▶ _Set task_:
Return the lines below that carry the word "classification".

▶ _Provided data_:

»»

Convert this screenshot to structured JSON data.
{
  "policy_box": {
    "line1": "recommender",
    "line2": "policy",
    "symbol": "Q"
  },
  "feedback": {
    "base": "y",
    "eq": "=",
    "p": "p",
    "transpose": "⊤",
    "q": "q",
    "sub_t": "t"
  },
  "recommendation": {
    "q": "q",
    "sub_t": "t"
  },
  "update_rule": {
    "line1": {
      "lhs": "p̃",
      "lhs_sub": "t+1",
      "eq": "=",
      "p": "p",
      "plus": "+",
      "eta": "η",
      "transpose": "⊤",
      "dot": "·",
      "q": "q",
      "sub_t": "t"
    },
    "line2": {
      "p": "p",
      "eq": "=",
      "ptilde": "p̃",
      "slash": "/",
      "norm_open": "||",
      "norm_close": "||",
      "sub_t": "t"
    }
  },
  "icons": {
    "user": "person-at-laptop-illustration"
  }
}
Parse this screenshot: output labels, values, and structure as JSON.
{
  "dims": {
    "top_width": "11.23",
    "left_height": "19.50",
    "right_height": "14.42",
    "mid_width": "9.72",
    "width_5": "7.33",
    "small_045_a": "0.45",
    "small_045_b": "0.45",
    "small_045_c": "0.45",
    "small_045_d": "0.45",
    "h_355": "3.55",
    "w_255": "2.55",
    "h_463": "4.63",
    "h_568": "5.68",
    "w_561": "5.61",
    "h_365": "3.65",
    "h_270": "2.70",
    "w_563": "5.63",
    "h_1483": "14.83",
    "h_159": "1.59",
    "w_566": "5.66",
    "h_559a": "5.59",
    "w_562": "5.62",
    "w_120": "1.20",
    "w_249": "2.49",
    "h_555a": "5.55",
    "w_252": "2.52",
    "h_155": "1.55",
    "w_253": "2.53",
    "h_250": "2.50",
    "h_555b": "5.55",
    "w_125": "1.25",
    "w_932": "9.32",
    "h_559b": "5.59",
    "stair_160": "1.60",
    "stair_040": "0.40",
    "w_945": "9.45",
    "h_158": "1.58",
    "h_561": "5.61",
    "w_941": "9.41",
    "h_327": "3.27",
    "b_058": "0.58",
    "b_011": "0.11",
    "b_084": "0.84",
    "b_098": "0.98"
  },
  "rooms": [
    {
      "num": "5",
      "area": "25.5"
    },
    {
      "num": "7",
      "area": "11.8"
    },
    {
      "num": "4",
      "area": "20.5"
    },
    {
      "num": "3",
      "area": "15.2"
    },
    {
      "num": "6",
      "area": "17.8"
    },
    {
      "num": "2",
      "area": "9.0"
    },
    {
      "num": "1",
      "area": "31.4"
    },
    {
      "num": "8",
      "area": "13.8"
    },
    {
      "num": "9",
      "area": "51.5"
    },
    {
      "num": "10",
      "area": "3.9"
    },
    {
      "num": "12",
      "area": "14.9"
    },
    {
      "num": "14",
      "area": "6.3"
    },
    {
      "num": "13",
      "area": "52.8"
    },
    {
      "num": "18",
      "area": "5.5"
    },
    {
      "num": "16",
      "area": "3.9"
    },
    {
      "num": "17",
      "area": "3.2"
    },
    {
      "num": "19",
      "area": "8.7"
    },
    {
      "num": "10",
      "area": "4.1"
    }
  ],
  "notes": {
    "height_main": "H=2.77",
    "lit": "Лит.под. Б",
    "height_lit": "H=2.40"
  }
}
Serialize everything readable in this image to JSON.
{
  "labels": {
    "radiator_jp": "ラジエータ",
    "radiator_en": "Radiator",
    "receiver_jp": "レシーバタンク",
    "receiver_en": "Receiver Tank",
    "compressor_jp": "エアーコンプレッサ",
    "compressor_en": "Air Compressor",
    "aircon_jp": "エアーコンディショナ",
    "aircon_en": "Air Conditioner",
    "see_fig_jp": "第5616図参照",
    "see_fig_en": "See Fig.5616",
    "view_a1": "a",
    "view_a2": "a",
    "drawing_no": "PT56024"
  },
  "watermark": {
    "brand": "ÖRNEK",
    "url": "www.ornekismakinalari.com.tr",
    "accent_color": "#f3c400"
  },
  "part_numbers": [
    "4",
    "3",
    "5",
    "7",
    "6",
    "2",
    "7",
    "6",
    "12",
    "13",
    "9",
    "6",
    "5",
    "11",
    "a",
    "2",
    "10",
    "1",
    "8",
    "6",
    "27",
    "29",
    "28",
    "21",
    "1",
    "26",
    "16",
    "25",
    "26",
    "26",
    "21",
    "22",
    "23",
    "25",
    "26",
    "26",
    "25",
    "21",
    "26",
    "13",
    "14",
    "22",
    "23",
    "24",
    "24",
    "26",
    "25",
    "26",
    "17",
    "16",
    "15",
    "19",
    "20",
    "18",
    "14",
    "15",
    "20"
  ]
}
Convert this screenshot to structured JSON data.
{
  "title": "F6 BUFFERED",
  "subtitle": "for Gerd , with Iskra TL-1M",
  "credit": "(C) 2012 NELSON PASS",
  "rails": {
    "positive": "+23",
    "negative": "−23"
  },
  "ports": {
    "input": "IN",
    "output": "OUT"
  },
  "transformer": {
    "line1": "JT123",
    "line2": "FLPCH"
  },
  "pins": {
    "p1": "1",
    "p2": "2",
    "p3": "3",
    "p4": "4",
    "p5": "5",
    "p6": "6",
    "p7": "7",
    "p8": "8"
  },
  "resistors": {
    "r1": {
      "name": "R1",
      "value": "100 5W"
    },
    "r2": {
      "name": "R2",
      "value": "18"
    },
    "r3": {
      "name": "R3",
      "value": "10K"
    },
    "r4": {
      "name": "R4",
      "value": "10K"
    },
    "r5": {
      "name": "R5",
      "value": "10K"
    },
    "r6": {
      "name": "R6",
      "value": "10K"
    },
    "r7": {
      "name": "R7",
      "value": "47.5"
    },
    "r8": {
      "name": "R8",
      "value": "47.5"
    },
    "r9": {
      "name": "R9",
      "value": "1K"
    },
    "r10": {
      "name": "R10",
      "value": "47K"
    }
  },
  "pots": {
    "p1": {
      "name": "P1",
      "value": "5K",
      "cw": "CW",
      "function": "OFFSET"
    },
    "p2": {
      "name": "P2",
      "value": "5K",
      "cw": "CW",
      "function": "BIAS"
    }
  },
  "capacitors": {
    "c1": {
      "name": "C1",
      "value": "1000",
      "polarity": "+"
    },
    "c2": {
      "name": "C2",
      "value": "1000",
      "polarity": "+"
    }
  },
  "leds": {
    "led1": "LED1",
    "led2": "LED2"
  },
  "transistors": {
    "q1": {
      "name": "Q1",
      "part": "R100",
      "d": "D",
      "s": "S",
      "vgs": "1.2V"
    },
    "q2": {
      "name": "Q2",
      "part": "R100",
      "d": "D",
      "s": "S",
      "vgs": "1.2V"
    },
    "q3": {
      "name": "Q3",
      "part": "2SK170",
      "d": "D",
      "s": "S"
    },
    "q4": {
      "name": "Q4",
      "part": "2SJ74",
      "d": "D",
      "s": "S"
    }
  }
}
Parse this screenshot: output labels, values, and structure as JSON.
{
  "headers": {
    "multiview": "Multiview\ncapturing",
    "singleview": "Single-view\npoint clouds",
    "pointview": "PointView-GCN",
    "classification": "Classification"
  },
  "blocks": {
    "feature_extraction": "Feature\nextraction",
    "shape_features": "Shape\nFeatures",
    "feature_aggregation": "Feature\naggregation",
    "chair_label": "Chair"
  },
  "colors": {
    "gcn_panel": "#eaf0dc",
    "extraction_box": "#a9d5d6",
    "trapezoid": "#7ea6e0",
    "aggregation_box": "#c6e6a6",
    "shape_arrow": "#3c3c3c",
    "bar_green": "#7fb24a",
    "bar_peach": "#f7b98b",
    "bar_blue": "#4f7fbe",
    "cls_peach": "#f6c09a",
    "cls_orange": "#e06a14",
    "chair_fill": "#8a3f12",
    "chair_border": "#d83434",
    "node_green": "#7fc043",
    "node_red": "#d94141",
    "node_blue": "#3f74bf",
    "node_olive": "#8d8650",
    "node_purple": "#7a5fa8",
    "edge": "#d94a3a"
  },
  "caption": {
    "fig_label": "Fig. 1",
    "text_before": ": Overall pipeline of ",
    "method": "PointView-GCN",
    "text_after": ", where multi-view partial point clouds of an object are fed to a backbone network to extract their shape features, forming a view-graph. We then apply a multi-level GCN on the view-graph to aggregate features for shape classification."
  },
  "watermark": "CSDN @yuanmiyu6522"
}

««

▶ _Full solution_:
    "classification": "Classification"
    "text_after": ", where multi-view partial point clouds of an object are fed to a backbone network to extract their shape features, forming a view-graph. We then apply a multi-level GCN on the view-graph to aggregate features for shape classification."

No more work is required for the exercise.